- _STORED ROWS_
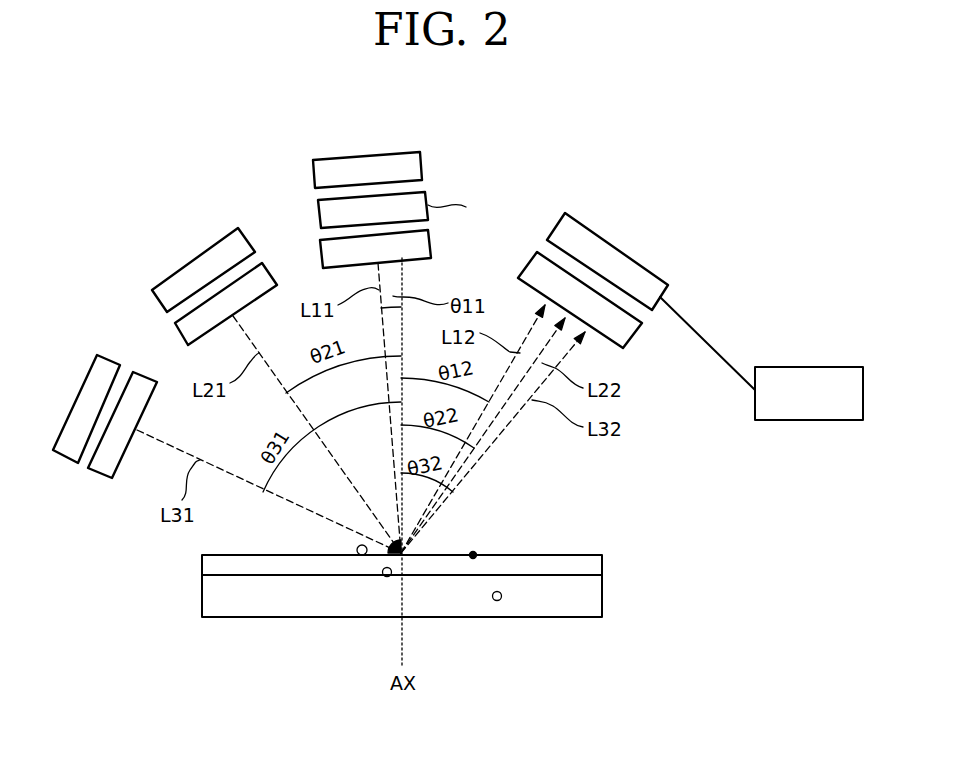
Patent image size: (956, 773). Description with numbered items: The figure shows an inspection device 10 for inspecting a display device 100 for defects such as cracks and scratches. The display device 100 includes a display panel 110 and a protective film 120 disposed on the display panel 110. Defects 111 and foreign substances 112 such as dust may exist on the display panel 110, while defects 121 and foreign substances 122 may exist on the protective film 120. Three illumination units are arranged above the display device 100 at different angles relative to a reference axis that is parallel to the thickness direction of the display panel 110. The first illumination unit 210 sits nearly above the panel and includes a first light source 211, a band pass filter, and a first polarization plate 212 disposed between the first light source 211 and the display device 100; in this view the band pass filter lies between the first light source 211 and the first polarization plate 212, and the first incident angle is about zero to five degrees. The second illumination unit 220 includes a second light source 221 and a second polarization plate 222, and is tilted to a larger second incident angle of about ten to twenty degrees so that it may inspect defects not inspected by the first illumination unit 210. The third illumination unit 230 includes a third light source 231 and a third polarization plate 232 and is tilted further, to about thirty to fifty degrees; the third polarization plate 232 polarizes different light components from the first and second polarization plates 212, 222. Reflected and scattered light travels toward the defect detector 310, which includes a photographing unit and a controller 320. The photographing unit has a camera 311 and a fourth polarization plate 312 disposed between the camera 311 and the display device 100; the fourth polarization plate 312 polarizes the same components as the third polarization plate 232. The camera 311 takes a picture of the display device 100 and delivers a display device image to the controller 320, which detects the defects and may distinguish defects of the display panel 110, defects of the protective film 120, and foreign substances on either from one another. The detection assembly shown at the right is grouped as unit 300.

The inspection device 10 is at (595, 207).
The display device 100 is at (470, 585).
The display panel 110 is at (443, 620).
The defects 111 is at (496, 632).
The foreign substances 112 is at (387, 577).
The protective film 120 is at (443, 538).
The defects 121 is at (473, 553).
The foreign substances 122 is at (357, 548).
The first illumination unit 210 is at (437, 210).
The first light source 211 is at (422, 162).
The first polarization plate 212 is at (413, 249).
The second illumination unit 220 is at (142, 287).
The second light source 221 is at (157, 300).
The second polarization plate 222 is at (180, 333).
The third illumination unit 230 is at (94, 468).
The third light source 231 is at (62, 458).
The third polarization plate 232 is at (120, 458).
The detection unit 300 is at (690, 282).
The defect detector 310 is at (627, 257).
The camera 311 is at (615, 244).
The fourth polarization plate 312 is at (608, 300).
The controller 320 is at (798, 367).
--
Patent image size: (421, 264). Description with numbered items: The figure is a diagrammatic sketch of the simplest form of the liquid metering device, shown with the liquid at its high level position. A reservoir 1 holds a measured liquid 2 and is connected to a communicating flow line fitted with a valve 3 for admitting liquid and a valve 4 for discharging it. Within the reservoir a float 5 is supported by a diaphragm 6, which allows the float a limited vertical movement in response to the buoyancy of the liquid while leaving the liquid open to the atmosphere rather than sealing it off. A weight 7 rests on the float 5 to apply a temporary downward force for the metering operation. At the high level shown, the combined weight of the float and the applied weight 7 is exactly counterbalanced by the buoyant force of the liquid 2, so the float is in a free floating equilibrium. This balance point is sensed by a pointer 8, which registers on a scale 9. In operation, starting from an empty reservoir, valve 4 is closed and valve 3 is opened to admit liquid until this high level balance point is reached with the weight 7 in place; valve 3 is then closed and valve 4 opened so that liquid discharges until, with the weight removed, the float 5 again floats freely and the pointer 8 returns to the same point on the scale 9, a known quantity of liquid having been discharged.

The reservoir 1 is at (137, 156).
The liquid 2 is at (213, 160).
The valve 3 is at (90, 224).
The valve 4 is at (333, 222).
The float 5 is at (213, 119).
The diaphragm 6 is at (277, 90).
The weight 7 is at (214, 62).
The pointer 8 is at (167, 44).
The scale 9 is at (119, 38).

- _PROBLEM TO SOLVE_
Give as a JSON list of strings the lines starting with the line that contains "Patent image size: (421, 264)." and going on through the line that contains "The pointer 8 is at (167, 44).", one string per line, with blank lines left out.

- _REPLY_
[
  "Patent image size: (421, 264). Description with numbered items: The figure is a diagrammatic sketch of the simplest form of the liquid metering device, shown with the liquid at its high level position. A reservoir 1 holds a measured liquid 2 and is connected to a communicating flow line fitted with a valve 3 for admitting liquid and a valve 4 for discharging it. Within the reservoir a float 5 is supported by a diaphragm 6, which allows the float a limited vertical movement in response to the buoyancy of the liquid while leaving the liquid open to the atmosphere rather than sealing it off. A weight 7 rests on the float 5 to apply a temporary downward force for the metering operation. At the high level shown, the combined weight of the float and the applied weight 7 is exactly counterbalanced by the buoyant force of the liquid 2, so the float is in a free floating equilibrium. This balance point is sensed by a pointer 8, which registers on a scale 9. In operation, starting from an empty reservoir, valve 4 is closed and valve 3 is opened to admit liquid until this high level balance point is reached with the weight 7 in place; valve 3 is then closed and valve 4 opened so that liquid discharges until, with the weight removed, the float 5 again floats freely and the pointer 8 returns to the same point on the scale 9, a known quantity of liquid having been discharged.",
  "The reservoir 1 is at (137, 156).",
  "The liquid 2 is at (213, 160).",
  "The valve 3 is at (90, 224).",
  "The valve 4 is at (333, 222).",
  "The float 5 is at (213, 119).",
  "The diaphragm 6 is at (277, 90).",
  "The weight 7 is at (214, 62).",
  "The pointer 8 is at (167, 44)."
]